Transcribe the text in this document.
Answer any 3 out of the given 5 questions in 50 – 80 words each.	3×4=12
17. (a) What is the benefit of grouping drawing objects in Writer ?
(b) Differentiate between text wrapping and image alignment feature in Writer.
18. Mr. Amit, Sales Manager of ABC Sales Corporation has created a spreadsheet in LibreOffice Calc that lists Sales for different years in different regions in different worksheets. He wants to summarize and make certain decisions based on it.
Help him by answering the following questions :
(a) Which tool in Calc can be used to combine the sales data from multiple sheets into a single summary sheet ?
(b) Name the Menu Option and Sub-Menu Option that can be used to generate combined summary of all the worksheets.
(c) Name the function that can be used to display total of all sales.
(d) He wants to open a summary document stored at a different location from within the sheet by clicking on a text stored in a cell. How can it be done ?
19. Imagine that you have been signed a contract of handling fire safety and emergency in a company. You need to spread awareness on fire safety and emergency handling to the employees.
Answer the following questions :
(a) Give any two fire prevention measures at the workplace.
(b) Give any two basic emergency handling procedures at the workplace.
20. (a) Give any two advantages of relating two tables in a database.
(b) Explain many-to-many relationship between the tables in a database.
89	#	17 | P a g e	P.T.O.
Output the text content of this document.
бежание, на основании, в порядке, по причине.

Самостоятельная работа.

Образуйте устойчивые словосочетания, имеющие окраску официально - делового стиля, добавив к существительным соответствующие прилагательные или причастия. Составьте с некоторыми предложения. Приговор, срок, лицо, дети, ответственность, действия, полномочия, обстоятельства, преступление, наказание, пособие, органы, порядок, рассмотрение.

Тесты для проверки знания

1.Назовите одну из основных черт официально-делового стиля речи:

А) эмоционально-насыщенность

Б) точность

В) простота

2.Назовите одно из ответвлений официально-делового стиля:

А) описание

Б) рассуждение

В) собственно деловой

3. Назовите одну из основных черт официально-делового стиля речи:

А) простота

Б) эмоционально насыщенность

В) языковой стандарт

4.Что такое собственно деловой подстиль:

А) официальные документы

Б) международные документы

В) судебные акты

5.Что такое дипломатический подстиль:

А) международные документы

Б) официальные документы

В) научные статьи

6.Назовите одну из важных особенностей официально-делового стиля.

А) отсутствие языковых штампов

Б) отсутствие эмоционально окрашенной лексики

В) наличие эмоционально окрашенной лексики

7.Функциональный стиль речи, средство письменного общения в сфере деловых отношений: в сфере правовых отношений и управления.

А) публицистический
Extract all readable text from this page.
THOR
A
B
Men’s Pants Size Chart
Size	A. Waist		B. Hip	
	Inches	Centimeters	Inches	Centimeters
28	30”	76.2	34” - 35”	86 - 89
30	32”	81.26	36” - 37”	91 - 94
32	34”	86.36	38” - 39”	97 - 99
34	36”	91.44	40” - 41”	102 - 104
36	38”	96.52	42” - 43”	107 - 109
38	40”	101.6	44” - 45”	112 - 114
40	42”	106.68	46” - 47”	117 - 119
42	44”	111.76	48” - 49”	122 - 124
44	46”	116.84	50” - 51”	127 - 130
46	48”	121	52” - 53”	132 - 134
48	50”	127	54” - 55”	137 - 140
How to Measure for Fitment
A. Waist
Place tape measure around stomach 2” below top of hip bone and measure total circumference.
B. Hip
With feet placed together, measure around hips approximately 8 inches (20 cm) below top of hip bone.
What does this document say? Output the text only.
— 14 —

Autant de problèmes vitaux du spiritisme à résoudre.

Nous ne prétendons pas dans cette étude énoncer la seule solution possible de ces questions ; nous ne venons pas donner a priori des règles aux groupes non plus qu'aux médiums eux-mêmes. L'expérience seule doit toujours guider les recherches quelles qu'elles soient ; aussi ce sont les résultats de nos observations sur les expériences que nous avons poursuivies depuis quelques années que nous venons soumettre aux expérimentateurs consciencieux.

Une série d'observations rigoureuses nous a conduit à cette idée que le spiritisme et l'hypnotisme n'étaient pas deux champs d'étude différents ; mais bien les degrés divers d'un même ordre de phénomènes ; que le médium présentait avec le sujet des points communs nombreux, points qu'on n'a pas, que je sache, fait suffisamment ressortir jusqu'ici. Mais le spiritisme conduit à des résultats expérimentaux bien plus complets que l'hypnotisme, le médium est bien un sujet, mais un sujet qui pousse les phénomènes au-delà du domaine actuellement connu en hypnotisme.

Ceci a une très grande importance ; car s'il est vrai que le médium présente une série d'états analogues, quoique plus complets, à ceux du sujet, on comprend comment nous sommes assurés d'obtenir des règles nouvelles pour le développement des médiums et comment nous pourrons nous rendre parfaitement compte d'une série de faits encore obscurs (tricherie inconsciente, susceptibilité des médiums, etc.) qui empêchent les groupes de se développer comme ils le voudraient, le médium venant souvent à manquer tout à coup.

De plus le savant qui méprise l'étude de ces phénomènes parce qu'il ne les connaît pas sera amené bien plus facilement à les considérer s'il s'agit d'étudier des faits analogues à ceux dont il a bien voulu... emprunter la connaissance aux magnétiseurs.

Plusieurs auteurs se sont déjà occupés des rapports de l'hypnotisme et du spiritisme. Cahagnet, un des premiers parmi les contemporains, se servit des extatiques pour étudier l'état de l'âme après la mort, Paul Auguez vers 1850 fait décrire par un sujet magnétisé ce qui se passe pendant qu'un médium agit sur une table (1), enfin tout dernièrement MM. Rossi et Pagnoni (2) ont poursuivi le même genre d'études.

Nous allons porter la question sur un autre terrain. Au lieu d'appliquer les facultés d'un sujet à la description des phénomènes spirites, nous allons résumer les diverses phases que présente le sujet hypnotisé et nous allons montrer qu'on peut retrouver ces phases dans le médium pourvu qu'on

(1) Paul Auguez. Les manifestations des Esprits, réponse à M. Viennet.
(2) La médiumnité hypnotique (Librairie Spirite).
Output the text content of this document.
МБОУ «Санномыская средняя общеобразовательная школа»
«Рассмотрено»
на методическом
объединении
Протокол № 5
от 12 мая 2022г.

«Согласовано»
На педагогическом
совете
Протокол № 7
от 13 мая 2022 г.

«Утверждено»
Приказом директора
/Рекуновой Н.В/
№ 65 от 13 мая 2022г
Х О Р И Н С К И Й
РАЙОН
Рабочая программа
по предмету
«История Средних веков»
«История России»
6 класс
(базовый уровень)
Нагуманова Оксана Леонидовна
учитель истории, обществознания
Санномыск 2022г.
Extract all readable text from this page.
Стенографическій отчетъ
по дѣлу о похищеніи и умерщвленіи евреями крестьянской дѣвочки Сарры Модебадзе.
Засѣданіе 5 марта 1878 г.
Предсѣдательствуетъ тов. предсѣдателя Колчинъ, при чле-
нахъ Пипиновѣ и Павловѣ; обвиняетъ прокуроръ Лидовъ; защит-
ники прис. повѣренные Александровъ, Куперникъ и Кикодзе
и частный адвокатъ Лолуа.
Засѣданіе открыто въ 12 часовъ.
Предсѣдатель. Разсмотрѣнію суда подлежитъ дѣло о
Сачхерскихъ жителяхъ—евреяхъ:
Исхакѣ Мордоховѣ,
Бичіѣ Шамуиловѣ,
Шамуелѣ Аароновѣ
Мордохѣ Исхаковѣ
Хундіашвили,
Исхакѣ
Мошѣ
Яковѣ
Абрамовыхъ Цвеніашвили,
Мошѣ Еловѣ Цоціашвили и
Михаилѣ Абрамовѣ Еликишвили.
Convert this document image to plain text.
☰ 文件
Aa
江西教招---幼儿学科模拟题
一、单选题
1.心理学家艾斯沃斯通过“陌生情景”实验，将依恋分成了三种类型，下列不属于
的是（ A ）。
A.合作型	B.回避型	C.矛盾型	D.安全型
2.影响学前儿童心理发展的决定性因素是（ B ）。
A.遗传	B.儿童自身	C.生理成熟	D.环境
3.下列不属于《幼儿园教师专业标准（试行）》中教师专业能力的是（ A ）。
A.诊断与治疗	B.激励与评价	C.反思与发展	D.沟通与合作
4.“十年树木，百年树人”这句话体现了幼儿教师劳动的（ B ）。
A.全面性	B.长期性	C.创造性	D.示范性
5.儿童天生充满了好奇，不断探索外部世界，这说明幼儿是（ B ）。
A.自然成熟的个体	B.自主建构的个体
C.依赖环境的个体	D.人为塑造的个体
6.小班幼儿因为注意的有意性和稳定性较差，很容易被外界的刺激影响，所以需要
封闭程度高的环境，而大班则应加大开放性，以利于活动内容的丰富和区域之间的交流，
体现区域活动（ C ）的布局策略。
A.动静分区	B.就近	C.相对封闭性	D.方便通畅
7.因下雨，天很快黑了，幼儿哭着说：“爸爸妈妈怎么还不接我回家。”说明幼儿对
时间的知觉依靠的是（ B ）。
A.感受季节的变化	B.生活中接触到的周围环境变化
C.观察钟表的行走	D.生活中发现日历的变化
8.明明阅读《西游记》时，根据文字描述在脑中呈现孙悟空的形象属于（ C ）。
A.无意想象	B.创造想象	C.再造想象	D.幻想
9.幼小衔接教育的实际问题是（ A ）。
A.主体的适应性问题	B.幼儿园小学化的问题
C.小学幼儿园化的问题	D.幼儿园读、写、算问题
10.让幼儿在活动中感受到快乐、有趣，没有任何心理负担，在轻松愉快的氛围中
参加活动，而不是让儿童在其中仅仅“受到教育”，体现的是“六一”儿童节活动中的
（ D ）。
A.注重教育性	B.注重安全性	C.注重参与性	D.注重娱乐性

____________

_What needs to be done_. Look through the data above. Each line containing the word "emergency" needs to be copied.

_Result of this exercise_.
19. Imagine that you have been signed a contract of handling fire safety and emergency in a company. You need to spread awareness on fire safety and emergency handling to the employees.
(b) Give any two basic emergency handling procedures at the workplace.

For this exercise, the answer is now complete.